▸ Exercise brief:
Where a line holds "JSON", copy it.

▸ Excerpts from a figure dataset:

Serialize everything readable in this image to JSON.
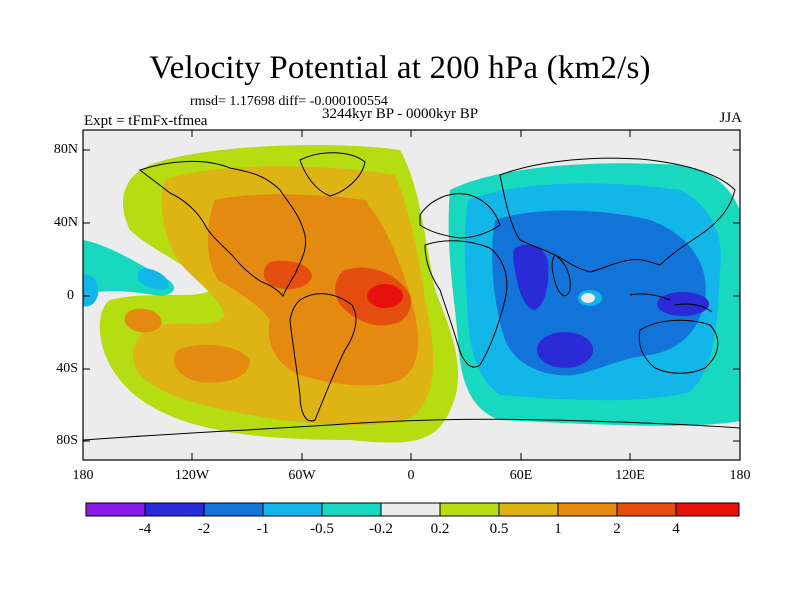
{
  "title": "Velocity Potential at 200 hPa (km2/s)",
  "stats": "rmsd= 1.17698 diff= -0.000100554",
  "experiment": "Expt = tFmFx-tfmea",
  "period": "3244kyr BP - 0000kyr BP",
  "season": "JJA",
  "lat_labels": [
    "80N",
    "40N",
    "0",
    "40S",
    "80S"
  ],
  "lon_labels": [
    "180",
    "120W",
    "60W",
    "0",
    "60E",
    "120E",
    "180"
  ],
  "colorbar": {
    "levels": [
      "-4",
      "-2",
      "-1",
      "-0.5",
      "-0.2",
      "0.2",
      "0.5",
      "1",
      "2",
      "4"
    ],
    "colors": [
      "#8a1ce8",
      "#2a2ad6",
      "#1273d9",
      "#12b6e8",
      "#19d8c0",
      "#ececec",
      "#b6dc12",
      "#ddb414",
      "#e48a10",
      "#e44f10",
      "#e8120c"
    ]
  },
  "colors": {
    "background": "#ececec",
    "neg_weak": "#19d8c0",
    "neg_mid": "#12b6e8",
    "neg_strong": "#1273d9",
    "neg_max": "#2a2ad6",
    "pos_weak": "#b6dc12",
    "pos_mid": "#ddb414",
    "pos_strong": "#e48a10",
    "pos_max": "#e44f10"
  }
}
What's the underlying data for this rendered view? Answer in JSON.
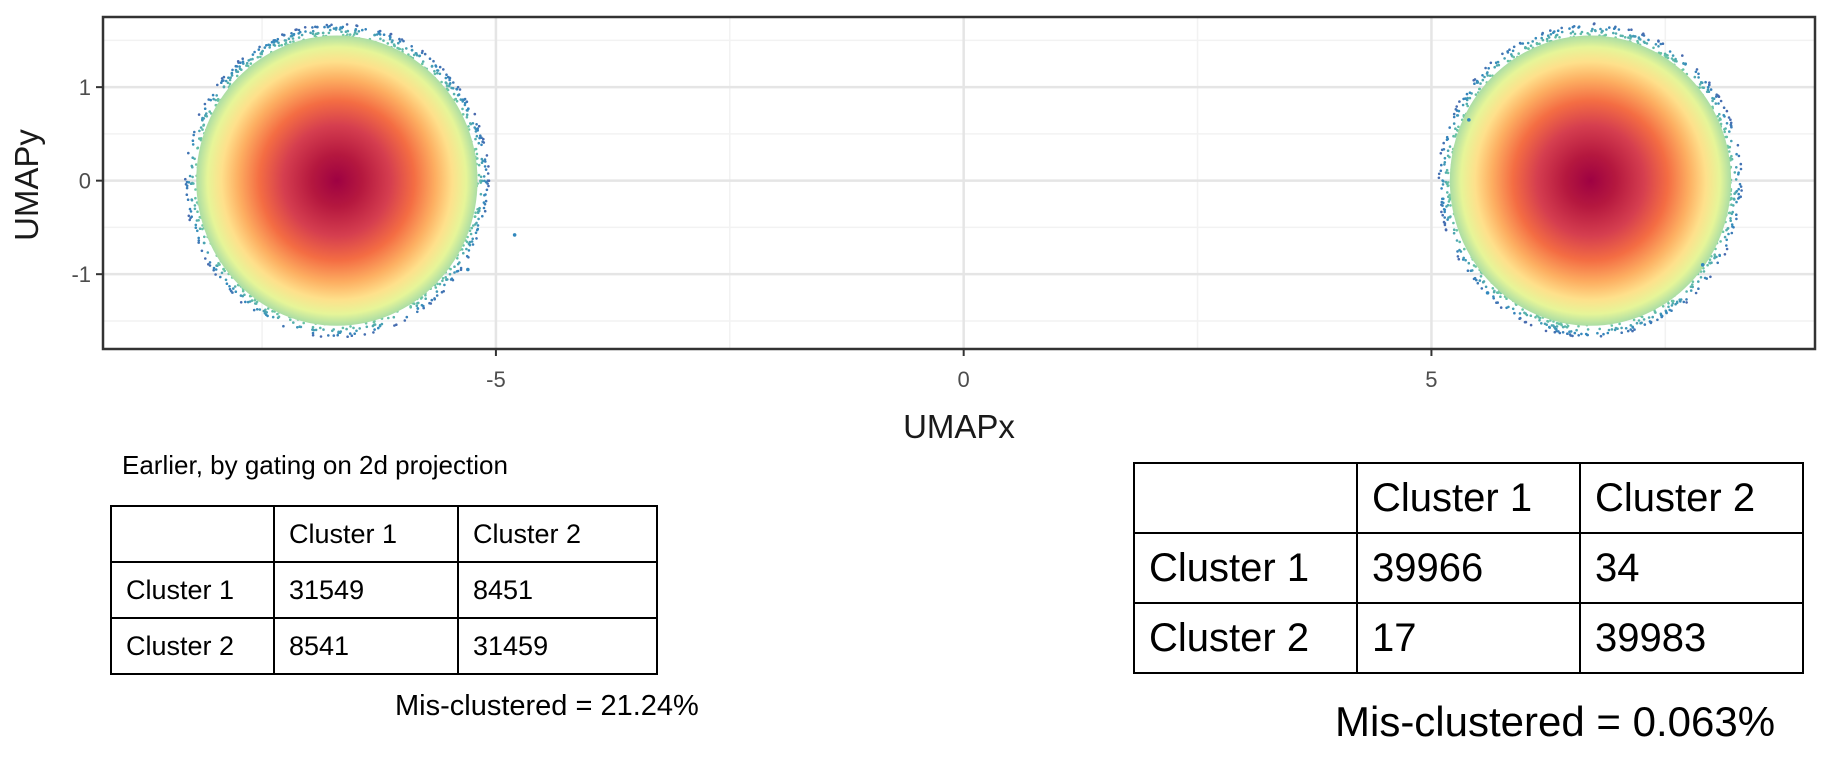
{
  "chart_data": {
    "type": "scatter",
    "xlabel": "UMAPx",
    "ylabel": "UMAPy",
    "xticks": [
      -5,
      0,
      5
    ],
    "yticks": [
      -1,
      0,
      1
    ],
    "xlim": [
      -9.2,
      9.1
    ],
    "ylim": [
      -1.8,
      1.75
    ],
    "grid": true,
    "colormap": [
      "#5e4fa2",
      "#3288bd",
      "#66c2a5",
      "#abdda4",
      "#e6f598",
      "#fee08b",
      "#fdae61",
      "#f46d43",
      "#d53e4f",
      "#9e0142"
    ],
    "clusters": [
      {
        "center": [
          -6.7,
          0.0
        ],
        "radius_x": 1.55,
        "radius_y": 1.6
      },
      {
        "center": [
          6.7,
          0.0
        ],
        "radius_x": 1.55,
        "radius_y": 1.6
      }
    ],
    "outliers": [
      [
        -4.8,
        -0.58
      ],
      [
        -5.3,
        -0.95
      ],
      [
        5.4,
        0.65
      ],
      [
        7.9,
        -0.9
      ],
      [
        5.6,
        -1.2
      ]
    ]
  },
  "left_panel": {
    "caption": "Earlier, by gating on 2d projection",
    "header": [
      "",
      "Cluster 1",
      "Cluster 2"
    ],
    "rows": [
      [
        "Cluster 1",
        "31549",
        "8451"
      ],
      [
        "Cluster 2",
        "8541",
        "31459"
      ]
    ],
    "footer": "Mis-clustered = 21.24%"
  },
  "right_panel": {
    "header": [
      "",
      "Cluster 1",
      "Cluster 2"
    ],
    "rows": [
      [
        "Cluster 1",
        "39966",
        "34"
      ],
      [
        "Cluster 2",
        "17",
        "39983"
      ]
    ],
    "footer": "Mis-clustered = 0.063%"
  }
}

▸ Expected answer:
Serialize everything readable in this image to JSON.
What's the underlying data for this rendered view? Answer in JSON.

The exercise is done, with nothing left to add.